* ACTIONS TO TAKE *
- 1) Set down verbatim the part of the Pakistan inflation text that opens with the words containing "Support to the" and closes with "ruined the farmers.".
- 2) Take the text on Pakistan's inflation and farming further from the point where it stops.

* Start PAGE EXCERPT *

Inflationary pressures

Pakistan is in a peculiar situation today. The fiscal deficit is high, debt is increasing, growth is minimal and unemployment is on the rise. The mounting debt and liabilities are being used for non-productive expenditures. Hence, the first and foremost task for the government is to control inflation in order to make life easier for the poor and put the country back on track for growth. Most of the inflation in Pakistan is being contributed by high food costs. Cumulative increases in some essential food items have been over 100 per cent.
A major factor in controlling food inflation would be to enhance agricultural yields. All crops should have price floors and ceilings, bearing in mind international subsidies and the prices of domestic agriculture inputs and outputs. Focus should be on value-added agriculture and farming, like fruits, vegetables, flowers and livestock. Research institutions should be developed in the agriculture and farming sector for crops, fruits, vegetables and livestock through public-private partnerships where state-of-the-art research should be pursued.

Support to farmers

Support to the small farmers is essential, both financially and technologically. This can be accomplished through public-private partnerships providing services like seeds, fertilisers, rental tractors and bulldozers, and consultancy on modern agriculture techniques. However, given our agriculture’s pathetic condition, the Agriculture Development Bank of Pakistan, a premier institution to gear up the financial sector by providing financial assistance to the farmers, has miserably failed to come up to the expectations. This sole lending financial institution is now in a mess because non-technical and non-merit leadership at present is just surviving on recovery of outstanding loans from farmers. The government’s claims of giving agriculture its due share in the economy have proved to be a tall talk. Non-availability of credit facilities has ultimately ruined the farmers.
Farmers are totally indifferent to agricultural costs. They neither conduct any cost-benefit analysis nor do they believe in keeping accounts. Whatever they get, they simply call it their fate. Owing to small land holdings they cannot derive the benefits of the economy of scale. Ego and pretensions of the farming community have also worsened their problems. In this scenario, it is important to analyse what agricultural costing and accounting can do for farmers.

* End PAGE EXCERPT *
* Start SUPPLIED DATA *

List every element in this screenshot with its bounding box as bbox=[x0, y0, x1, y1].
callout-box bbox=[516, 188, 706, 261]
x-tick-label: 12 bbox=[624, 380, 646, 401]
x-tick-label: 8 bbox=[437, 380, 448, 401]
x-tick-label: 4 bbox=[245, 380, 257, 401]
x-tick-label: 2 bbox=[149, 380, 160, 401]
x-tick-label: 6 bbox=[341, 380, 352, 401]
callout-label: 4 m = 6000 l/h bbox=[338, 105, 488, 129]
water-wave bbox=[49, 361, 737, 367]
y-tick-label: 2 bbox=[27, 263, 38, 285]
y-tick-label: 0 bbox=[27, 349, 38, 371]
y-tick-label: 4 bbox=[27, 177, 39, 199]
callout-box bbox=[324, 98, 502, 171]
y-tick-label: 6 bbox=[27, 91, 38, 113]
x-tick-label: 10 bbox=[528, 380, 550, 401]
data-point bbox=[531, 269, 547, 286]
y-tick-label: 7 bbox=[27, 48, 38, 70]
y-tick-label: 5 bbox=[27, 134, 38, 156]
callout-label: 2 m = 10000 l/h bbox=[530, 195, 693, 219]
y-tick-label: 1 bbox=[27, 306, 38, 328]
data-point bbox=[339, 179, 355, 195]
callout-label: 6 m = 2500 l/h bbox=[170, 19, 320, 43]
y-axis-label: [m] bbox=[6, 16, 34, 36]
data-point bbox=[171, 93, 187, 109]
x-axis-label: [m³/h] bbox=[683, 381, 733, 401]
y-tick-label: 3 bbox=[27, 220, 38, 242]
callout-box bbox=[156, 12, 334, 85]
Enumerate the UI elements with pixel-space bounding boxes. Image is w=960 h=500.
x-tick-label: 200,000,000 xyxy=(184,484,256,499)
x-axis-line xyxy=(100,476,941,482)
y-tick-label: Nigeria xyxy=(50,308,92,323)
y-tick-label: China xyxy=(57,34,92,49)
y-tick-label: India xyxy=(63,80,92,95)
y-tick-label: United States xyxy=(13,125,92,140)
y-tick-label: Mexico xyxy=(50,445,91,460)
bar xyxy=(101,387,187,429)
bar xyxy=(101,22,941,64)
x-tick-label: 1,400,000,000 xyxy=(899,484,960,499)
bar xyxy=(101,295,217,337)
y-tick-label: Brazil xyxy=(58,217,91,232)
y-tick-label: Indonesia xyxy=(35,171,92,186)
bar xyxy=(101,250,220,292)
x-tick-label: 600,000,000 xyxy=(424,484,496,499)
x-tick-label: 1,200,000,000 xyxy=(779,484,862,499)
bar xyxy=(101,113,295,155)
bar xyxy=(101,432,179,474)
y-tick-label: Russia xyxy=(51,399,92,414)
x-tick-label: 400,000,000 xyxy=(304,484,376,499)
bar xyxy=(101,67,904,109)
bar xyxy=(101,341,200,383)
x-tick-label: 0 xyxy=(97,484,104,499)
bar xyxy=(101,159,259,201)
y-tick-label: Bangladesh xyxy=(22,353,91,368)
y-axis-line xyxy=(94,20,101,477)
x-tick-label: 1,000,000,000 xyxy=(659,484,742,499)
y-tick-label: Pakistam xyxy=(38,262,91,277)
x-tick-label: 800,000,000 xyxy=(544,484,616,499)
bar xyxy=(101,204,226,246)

* End SUPPLIED DATA *

* ANSWERS IN ORDER *
- 1)
Support to the small farmers is essential, both financially and technologically. This can be accomplished through public-private partnerships providing services like seeds, fertilisers, rental tractors and bulldozers, and consultancy on modern agriculture techniques. However, given our agriculture’s pathetic condition, the Agriculture Development Bank of Pakistan, a premier institution to gear up the financial sector by providing financial assistance to the farmers, has miserably failed to come up to the expectations. This sole lending financial institution is now in a mess because non-technical and non-merit leadership at present is just surviving on recovery of outstanding loans from farmers. The government’s claims of giving agriculture its due share in the economy have proved to be a tall talk. Non-availability of credit facilities has ultimately ruined the farmers.

- 2)
Lack of business techniques

Agriculture is still not being undertaken on commercial lines and prudent business principles. The reason is that farmers neither keep accounts relating to agriculture nor do they apply any accounting techniques to control costs. Agriculture is now turning to be an industry and profession.
That is why it becomes important to apply accounting techniques and principles just as for any industry and business. Account keeping will not only be helpful in determining exact costs, but will also be instrumental in controlling them. The best crop cycle may be adopted by doing a cost-benefit analysis for each crop. A reserve may be created for the replacement of fixed assets like tractors, tubewells, threshers, etc. However, it is important to note that a standardised accounting system to record agricultural transactions is yet to be developed in our country whereas in advanced countries fully developed computer softwares are available for the purpose.

Agricultural transactions

Since, most agricultural transactions are exchange transactions, such dealings have to be converted into money value and then transferred to respective accounts. Self-produced goods are also valued likewise. Correct valuation of such transfers is also required. The produce used for personal use is also to be accounted for. Budgeting may also be helpful for earning good profits in agriculture.
After a survey of several small and large farmers in Islamabad and Rawalpindi rural areas, it was found that most of them were ignorant about agriculture costs and accounts.
If a farmer was asked about his income from agriculture, his answer would be that he had a crop of Rs50,000. He treats the whole receipt from the sale of the produce as his income without accounting for costs. Another phenomenon is that at the time of sale of his produce, a farmer clears his old debt, raises a new debt and feels satisfied that he has no outstanding dues from previous years.
Generally, a farmer never thinks about the expenses incurred on the crop, and if he does think about them, it is only about the amount spent on seeds, pesticides, manures and electricity; he never thinks about the costs of land and self labour. The concept of depreciation remains totally outside his purview. He does not take into consideration the accounting assumptions and techniques relating to fixed assets.

Disguised unemployment

Disguised unemployment is another factor that remains untouched because of non-maintenance of accounts. Mostly the whole family of a farmer works in the fields directly or indirectly, but he never evaluates this labour. If a thorough analysis of the matter is done, he will find some of the members as an economic burden. It is a fact that efforts and outcomes of farmers are generally disproportionate.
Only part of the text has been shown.